Repeat the material verbatim. Images are excluded from the copy.

## DATA PROVIDED

-*-*-

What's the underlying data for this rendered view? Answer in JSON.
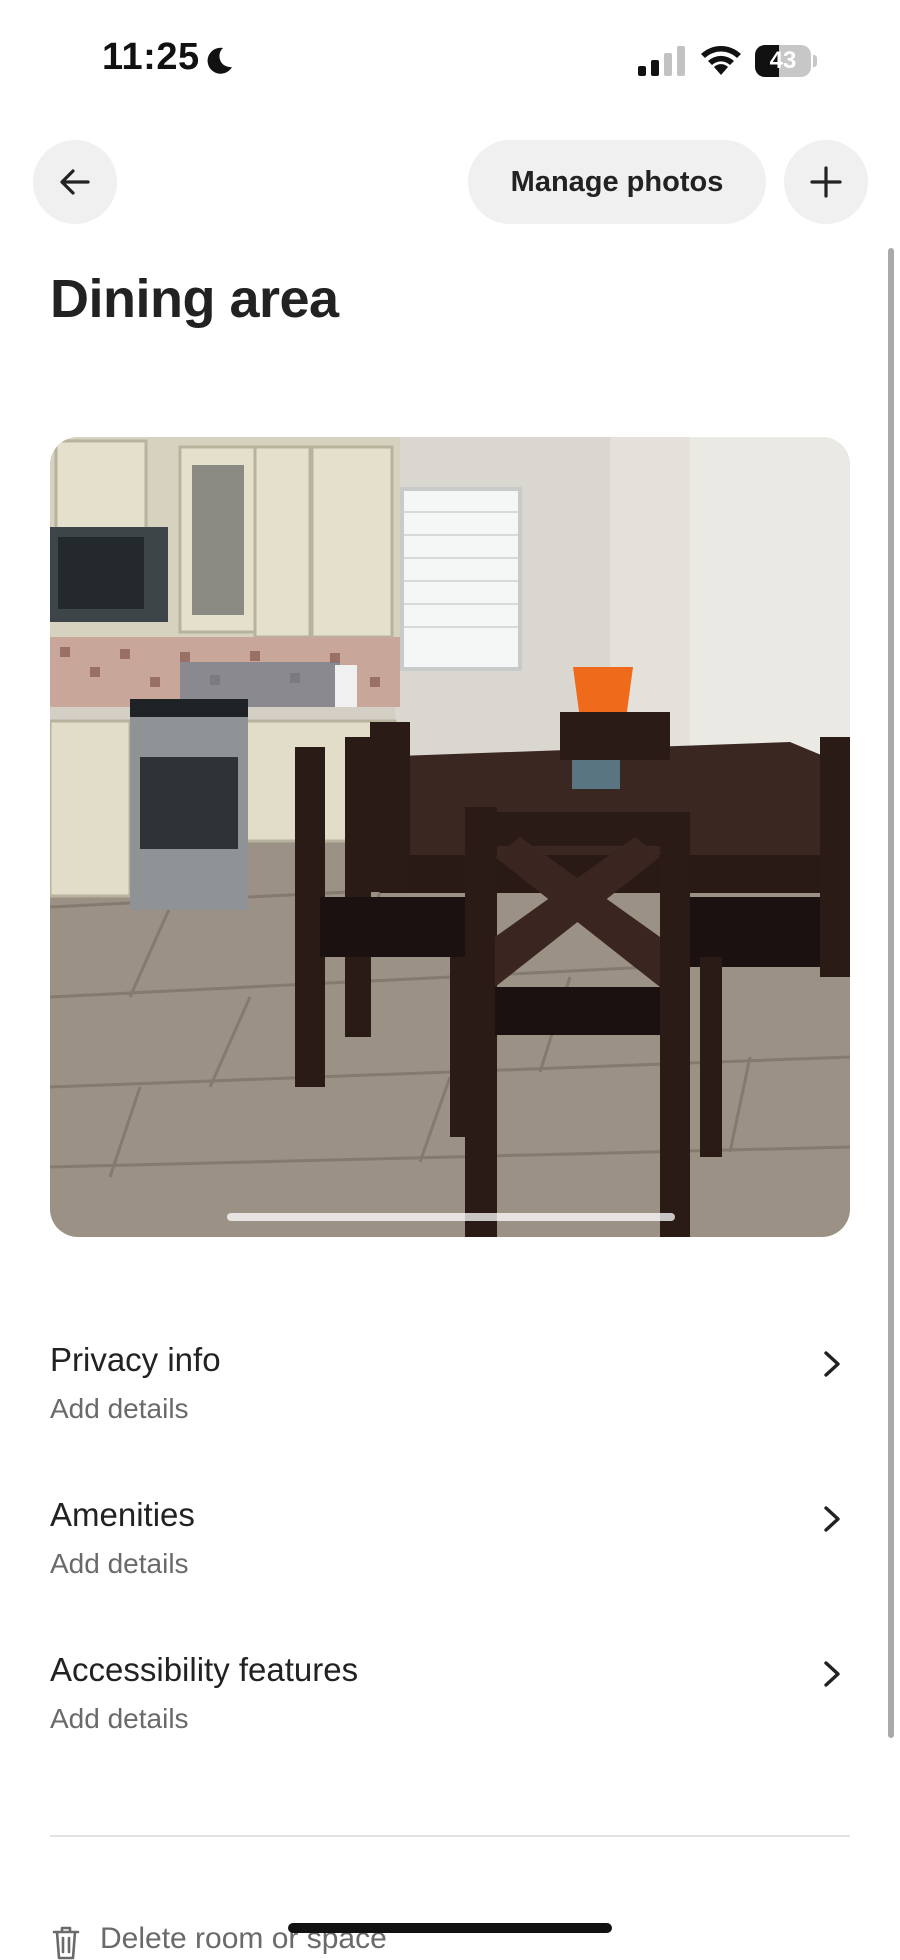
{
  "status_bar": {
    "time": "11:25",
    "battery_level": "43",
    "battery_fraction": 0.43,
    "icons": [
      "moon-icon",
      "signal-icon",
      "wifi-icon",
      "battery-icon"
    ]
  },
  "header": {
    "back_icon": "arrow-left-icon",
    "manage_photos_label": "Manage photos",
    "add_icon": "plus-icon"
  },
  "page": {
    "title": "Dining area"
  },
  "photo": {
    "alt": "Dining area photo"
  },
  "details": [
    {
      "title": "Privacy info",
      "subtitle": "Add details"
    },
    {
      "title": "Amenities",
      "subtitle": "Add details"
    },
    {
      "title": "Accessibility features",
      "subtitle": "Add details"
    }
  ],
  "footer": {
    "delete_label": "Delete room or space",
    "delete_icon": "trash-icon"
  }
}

-*-*-

## ANSWER
What's the underlying data for this rendered view? Answer in JSON.
{
  "status_bar": {
    "time": "11:25",
    "battery_level": "43",
    "battery_fraction": 0.43,
    "icons": [
      "moon-icon",
      "signal-icon",
      "wifi-icon",
      "battery-icon"
    ]
  },
  "header": {
    "back_icon": "arrow-left-icon",
    "manage_photos_label": "Manage photos",
    "add_icon": "plus-icon"
  },
  "page": {
    "title": "Dining area"
  },
  "photo": {
    "alt": "Dining area photo"
  },
  "details": [
    {
      "title": "Privacy info",
      "subtitle": "Add details"
    },
    {
      "title": "Amenities",
      "subtitle": "Add details"
    },
    {
      "title": "Accessibility features",
      "subtitle": "Add details"
    }
  ],
  "footer": {
    "delete_label": "Delete room or space",
    "delete_icon": "trash-icon"
  }
}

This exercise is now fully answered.